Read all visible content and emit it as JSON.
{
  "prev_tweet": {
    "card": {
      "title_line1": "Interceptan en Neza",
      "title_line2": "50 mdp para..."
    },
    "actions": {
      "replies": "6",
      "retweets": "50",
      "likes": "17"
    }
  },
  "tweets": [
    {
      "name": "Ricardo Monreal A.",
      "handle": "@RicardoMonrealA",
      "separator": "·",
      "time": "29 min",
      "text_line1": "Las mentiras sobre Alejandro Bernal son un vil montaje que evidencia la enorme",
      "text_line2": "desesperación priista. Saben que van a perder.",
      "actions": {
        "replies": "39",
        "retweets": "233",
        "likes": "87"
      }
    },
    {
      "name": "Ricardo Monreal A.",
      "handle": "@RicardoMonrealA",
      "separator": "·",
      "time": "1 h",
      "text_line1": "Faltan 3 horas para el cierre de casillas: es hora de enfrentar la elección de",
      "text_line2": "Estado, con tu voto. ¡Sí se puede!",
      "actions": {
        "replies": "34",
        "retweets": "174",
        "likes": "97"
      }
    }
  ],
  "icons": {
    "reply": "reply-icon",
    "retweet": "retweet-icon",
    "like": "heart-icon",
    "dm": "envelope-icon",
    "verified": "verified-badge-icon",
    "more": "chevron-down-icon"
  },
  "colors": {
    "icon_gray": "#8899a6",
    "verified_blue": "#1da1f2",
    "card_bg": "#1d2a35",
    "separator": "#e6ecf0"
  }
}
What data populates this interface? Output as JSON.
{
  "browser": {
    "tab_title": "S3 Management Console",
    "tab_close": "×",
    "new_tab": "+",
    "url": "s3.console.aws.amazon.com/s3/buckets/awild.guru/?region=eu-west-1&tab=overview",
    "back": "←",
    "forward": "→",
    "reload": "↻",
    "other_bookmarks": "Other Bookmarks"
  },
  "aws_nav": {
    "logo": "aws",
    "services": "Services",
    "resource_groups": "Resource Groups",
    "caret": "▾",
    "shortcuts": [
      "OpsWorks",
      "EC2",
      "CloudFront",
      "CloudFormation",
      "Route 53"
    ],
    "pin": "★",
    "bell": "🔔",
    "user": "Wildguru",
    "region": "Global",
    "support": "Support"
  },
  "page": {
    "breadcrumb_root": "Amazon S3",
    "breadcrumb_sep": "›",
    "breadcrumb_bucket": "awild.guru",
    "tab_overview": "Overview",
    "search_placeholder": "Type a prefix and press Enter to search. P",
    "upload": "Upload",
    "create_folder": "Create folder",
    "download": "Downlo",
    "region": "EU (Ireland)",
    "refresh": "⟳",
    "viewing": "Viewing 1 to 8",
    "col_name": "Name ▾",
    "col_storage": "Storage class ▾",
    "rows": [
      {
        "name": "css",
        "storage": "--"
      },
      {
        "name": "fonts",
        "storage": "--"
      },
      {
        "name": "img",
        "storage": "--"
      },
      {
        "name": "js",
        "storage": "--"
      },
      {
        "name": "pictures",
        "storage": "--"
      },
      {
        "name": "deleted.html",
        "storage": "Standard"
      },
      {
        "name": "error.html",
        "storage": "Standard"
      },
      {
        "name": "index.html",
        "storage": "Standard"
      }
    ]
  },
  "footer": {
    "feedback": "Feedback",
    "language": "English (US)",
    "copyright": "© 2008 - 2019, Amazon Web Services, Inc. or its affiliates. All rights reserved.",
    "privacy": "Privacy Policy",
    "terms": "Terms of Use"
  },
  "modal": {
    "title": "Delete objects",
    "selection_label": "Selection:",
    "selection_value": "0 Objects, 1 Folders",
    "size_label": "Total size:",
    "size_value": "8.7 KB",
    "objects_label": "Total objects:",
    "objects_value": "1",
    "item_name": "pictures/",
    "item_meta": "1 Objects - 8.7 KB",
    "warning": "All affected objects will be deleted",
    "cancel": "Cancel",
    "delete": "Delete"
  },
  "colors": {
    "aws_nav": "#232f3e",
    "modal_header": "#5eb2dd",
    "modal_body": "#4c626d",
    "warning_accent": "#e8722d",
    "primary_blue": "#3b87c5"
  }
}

> _Work instructions_:
Write out the material exactly as given.

> _Answer for the task_:
Read all visible content and emit it as JSON.
{
  "prev_tweet": {
    "card": {
      "title_line1": "Interceptan en Neza",
      "title_line2": "50 mdp para..."
    },
    "actions": {
      "replies": "6",
      "retweets": "50",
      "likes": "17"
    }
  },
  "tweets": [
    {
      "name": "Ricardo Monreal A.",
      "handle": "@RicardoMonrealA",
      "separator": "·",
      "time": "29 min",
      "text_line1": "Las mentiras sobre Alejandro Bernal son un vil montaje que evidencia la enorme",
      "text_line2": "desesperación priista. Saben que van a perder.",
      "actions": {
        "replies": "39",
        "retweets": "233",
        "likes": "87"
      }
    },
    {
      "name": "Ricardo Monreal A.",
      "handle": "@RicardoMonrealA",
      "separator": "·",
      "time": "1 h",
      "text_line1": "Faltan 3 horas para el cierre de casillas: es hora de enfrentar la elección de",
      "text_line2": "Estado, con tu voto. ¡Sí se puede!",
      "actions": {
        "replies": "34",
        "retweets": "174",
        "likes": "97"
      }
    }
  ],
  "icons": {
    "reply": "reply-icon",
    "retweet": "retweet-icon",
    "like": "heart-icon",
    "dm": "envelope-icon",
    "verified": "verified-badge-icon",
    "more": "chevron-down-icon"
  },
  "colors": {
    "icon_gray": "#8899a6",
    "verified_blue": "#1da1f2",
    "card_bg": "#1d2a35",
    "separator": "#e6ecf0"
  }
}
What data populates this interface? Output as JSON.
{
  "browser": {
    "tab_title": "S3 Management Console",
    "tab_close": "×",
    "new_tab": "+",
    "url": "s3.console.aws.amazon.com/s3/buckets/awild.guru/?region=eu-west-1&tab=overview",
    "back": "←",
    "forward": "→",
    "reload": "↻",
    "other_bookmarks": "Other Bookmarks"
  },
  "aws_nav": {
    "logo": "aws",
    "services": "Services",
    "resource_groups": "Resource Groups",
    "caret": "▾",
    "shortcuts": [
      "OpsWorks",
      "EC2",
      "CloudFront",
      "CloudFormation",
      "Route 53"
    ],
    "pin": "★",
    "bell": "🔔",
    "user": "Wildguru",
    "region": "Global",
    "support": "Support"
  },
  "page": {
    "breadcrumb_root": "Amazon S3",
    "breadcrumb_sep": "›",
    "breadcrumb_bucket": "awild.guru",
    "tab_overview": "Overview",
    "search_placeholder": "Type a prefix and press Enter to search. P",
    "upload": "Upload",
    "create_folder": "Create folder",
    "download": "Downlo",
    "region": "EU (Ireland)",
    "refresh": "⟳",
    "viewing": "Viewing 1 to 8",
    "col_name": "Name ▾",
    "col_storage": "Storage class ▾",
    "rows": [
      {
        "name": "css",
        "storage": "--"
      },
      {
        "name": "fonts",
        "storage": "--"
      },
      {
        "name": "img",
        "storage": "--"
      },
      {
        "name": "js",
        "storage": "--"
      },
      {
        "name": "pictures",
        "storage": "--"
      },
      {
        "name": "deleted.html",
        "storage": "Standard"
      },
      {
        "name": "error.html",
        "storage": "Standard"
      },
      {
        "name": "index.html",
        "storage": "Standard"
      }
    ]
  },
  "footer": {
    "feedback": "Feedback",
    "language": "English (US)",
    "copyright": "© 2008 - 2019, Amazon Web Services, Inc. or its affiliates. All rights reserved.",
    "privacy": "Privacy Policy",
    "terms": "Terms of Use"
  },
  "modal": {
    "title": "Delete objects",
    "selection_label": "Selection:",
    "selection_value": "0 Objects, 1 Folders",
    "size_label": "Total size:",
    "size_value": "8.7 KB",
    "objects_label": "Total objects:",
    "objects_value": "1",
    "item_name": "pictures/",
    "item_meta": "1 Objects - 8.7 KB",
    "warning": "All affected objects will be deleted",
    "cancel": "Cancel",
    "delete": "Delete"
  },
  "colors": {
    "aws_nav": "#232f3e",
    "modal_header": "#5eb2dd",
    "modal_body": "#4c626d",
    "warning_accent": "#e8722d",
    "primary_blue": "#3b87c5"
  }
}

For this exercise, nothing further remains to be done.